▶ [Data for processing]
╔══

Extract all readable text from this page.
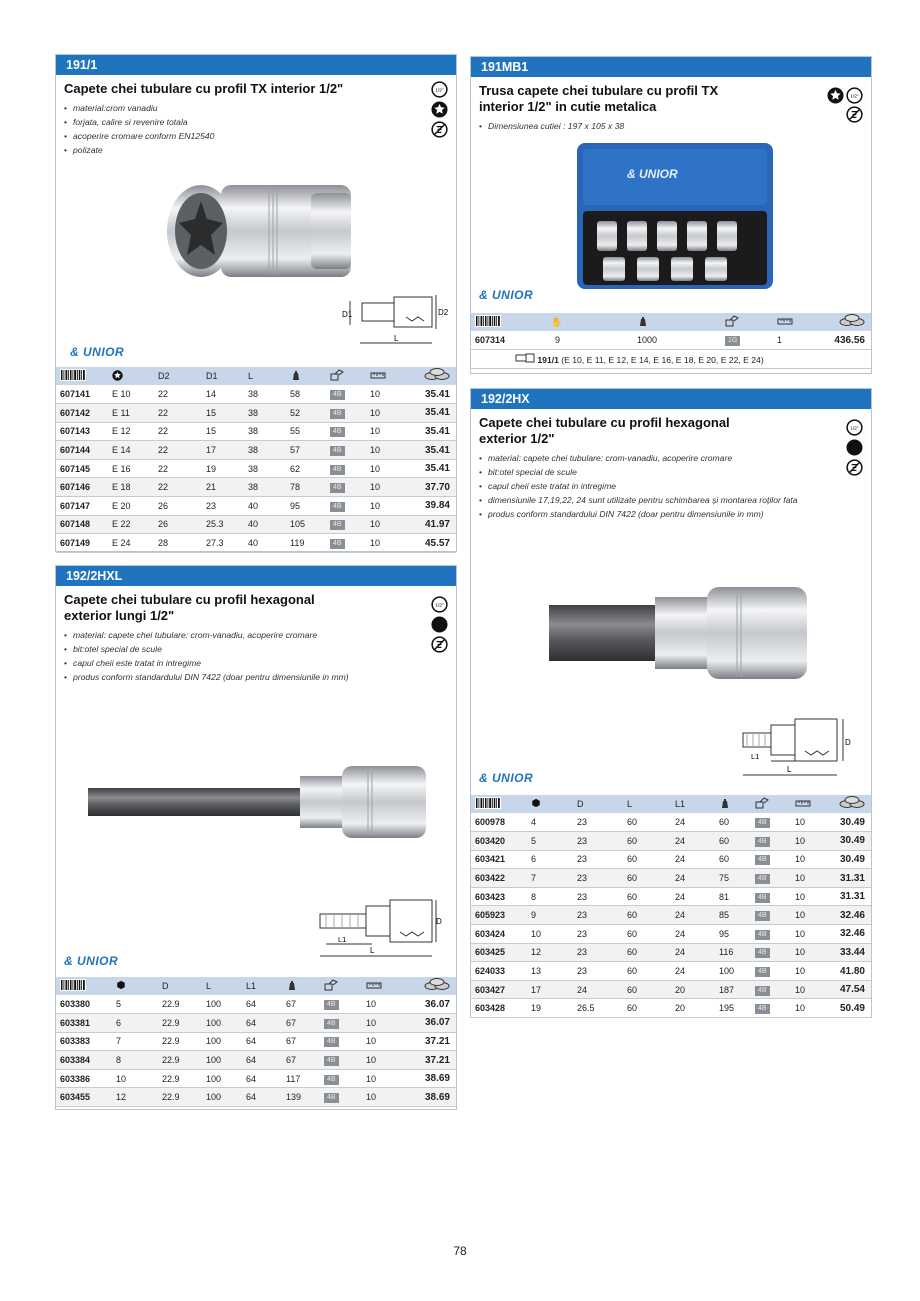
191/1
Capete chei tubulare cu profil TX interior 1/2"
• material:crom vanadiu
• forjata, calire si revenire totala
• acoperire cromare conform EN12540
• polizate
1/2"
D1	D2
L
& UNIOR
		D2	D1	L				
607141	E 10	22	14	38	58	4B	10	35.41
607142	E 11	22	15	38	52	4B	10	35.41
607143	E 12	22	15	38	55	4B	10	35.41
607144	E 14	22	17	38	57	4B	10	35.41
607145	E 16	22	19	38	62	4B	10	35.41
607146	E 18	22	21	38	78	4B	10	37.70
607147	E 20	26	23	40	95	4B	10	39.84
607148	E 22	26	25.3	40	105	4B	10	41.97
607149	E 24	28	27.3	40	119	4B	10	45.57
191MB1
Trusa capete chei tubulare cu profil TX interior 1/2" in cutie metalica
• Dimensiunea cutiei : 197 x 105 x 38
1/2"
& UNIOR
& UNIOR
	✋				
607314	9	1000	1G	1	436.56
191/1 (E 10, E 11, E 12, E 14, E 16, E 18, E 20, E 22, E 24)					
192/2HX
Capete chei tubulare cu profil hexagonal exterior 1/2"
• material: capete chei tubulare: crom-vanadiu, acoperire cromare
• bit:otel special de scule
• capul cheii este tratat in intregime
• dimensiunile 17,19,22, 24 sunt utilizate pentru schimbarea și montarea roților fata
• produs conform standardului DIN 7422 (doar pentru dimensiunile in mm)
1/2"
D
L1
L
& UNIOR
		D	L	L1				
600978	4	23	60	24	60	4B	10	30.49
603420	5	23	60	24	60	4B	10	30.49
603421	6	23	60	24	60	4B	10	30.49
603422	7	23	60	24	75	4B	10	31.31
603423	8	23	60	24	81	4B	10	31.31
605923	9	23	60	24	85	4B	10	32.46
603424	10	23	60	24	95	4B	10	32.46
603425	12	23	60	24	116	4B	10	33.44
624033	13	23	60	24	100	4B	10	41.80
603427	17	24	60	20	187	4B	10	47.54
603428	19	26.5	60	20	195	4B	10	50.49
192/2HXL
Capete chei tubulare cu profil hexagonal exterior lungi 1/2"
• material: capete chei tubulare: crom-vanadiu, acoperire cromare
• bit:otel special de scule
• capul cheii este tratat in intregime
• produs conform standardului DIN 7422 (doar pentru dimensiunile in mm)
1/2"
D
L1
L
& UNIOR
		D	L	L1				
603380	5	22.9	100	64	67	4B	10	36.07
603381	6	22.9	100	64	67	4B	10	36.07
603383	7	22.9	100	64	67	4B	10	37.21
603384	8	22.9	100	64	67	4B	10	37.21
603386	10	22.9	100	64	117	4B	10	38.69
603455	12	22.9	100	64	139	4B	10	38.69
78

╚══

In your copy, leave out the pictures and reproduce the material above exactly.

Extract all readable text from this page.
191/1
Capete chei tubulare cu profil TX interior 1/2"
• material:crom vanadiu
• forjata, calire si revenire totala
• acoperire cromare conform EN12540
• polizate
1/2"
D1	D2
L
& UNIOR
		D2	D1	L				
607141	E 10	22	14	38	58	4B	10	35.41
607142	E 11	22	15	38	52	4B	10	35.41
607143	E 12	22	15	38	55	4B	10	35.41
607144	E 14	22	17	38	57	4B	10	35.41
607145	E 16	22	19	38	62	4B	10	35.41
607146	E 18	22	21	38	78	4B	10	37.70
607147	E 20	26	23	40	95	4B	10	39.84
607148	E 22	26	25.3	40	105	4B	10	41.97
607149	E 24	28	27.3	40	119	4B	10	45.57
191MB1
Trusa capete chei tubulare cu profil TX interior 1/2" in cutie metalica
• Dimensiunea cutiei : 197 x 105 x 38
1/2"
& UNIOR
& UNIOR
	✋				
607314	9	1000	1G	1	436.56
191/1 (E 10, E 11, E 12, E 14, E 16, E 18, E 20, E 22, E 24)					
192/2HX
Capete chei tubulare cu profil hexagonal exterior 1/2"
• material: capete chei tubulare: crom-vanadiu, acoperire cromare
• bit:otel special de scule
• capul cheii este tratat in intregime
• dimensiunile 17,19,22, 24 sunt utilizate pentru schimbarea și montarea roților fata
• produs conform standardului DIN 7422 (doar pentru dimensiunile in mm)
1/2"
D
L1
L
& UNIOR
		D	L	L1				
600978	4	23	60	24	60	4B	10	30.49
603420	5	23	60	24	60	4B	10	30.49
603421	6	23	60	24	60	4B	10	30.49
603422	7	23	60	24	75	4B	10	31.31
603423	8	23	60	24	81	4B	10	31.31
605923	9	23	60	24	85	4B	10	32.46
603424	10	23	60	24	95	4B	10	32.46
603425	12	23	60	24	116	4B	10	33.44
624033	13	23	60	24	100	4B	10	41.80
603427	17	24	60	20	187	4B	10	47.54
603428	19	26.5	60	20	195	4B	10	50.49
192/2HXL
Capete chei tubulare cu profil hexagonal exterior lungi 1/2"
• material: capete chei tubulare: crom-vanadiu, acoperire cromare
• bit:otel special de scule
• capul cheii este tratat in intregime
• produs conform standardului DIN 7422 (doar pentru dimensiunile in mm)
1/2"
D
L1
L
& UNIOR
		D	L	L1				
603380	5	22.9	100	64	67	4B	10	36.07
603381	6	22.9	100	64	67	4B	10	36.07
603383	7	22.9	100	64	67	4B	10	37.21
603384	8	22.9	100	64	67	4B	10	37.21
603386	10	22.9	100	64	117	4B	10	38.69
603455	12	22.9	100	64	139	4B	10	38.69
78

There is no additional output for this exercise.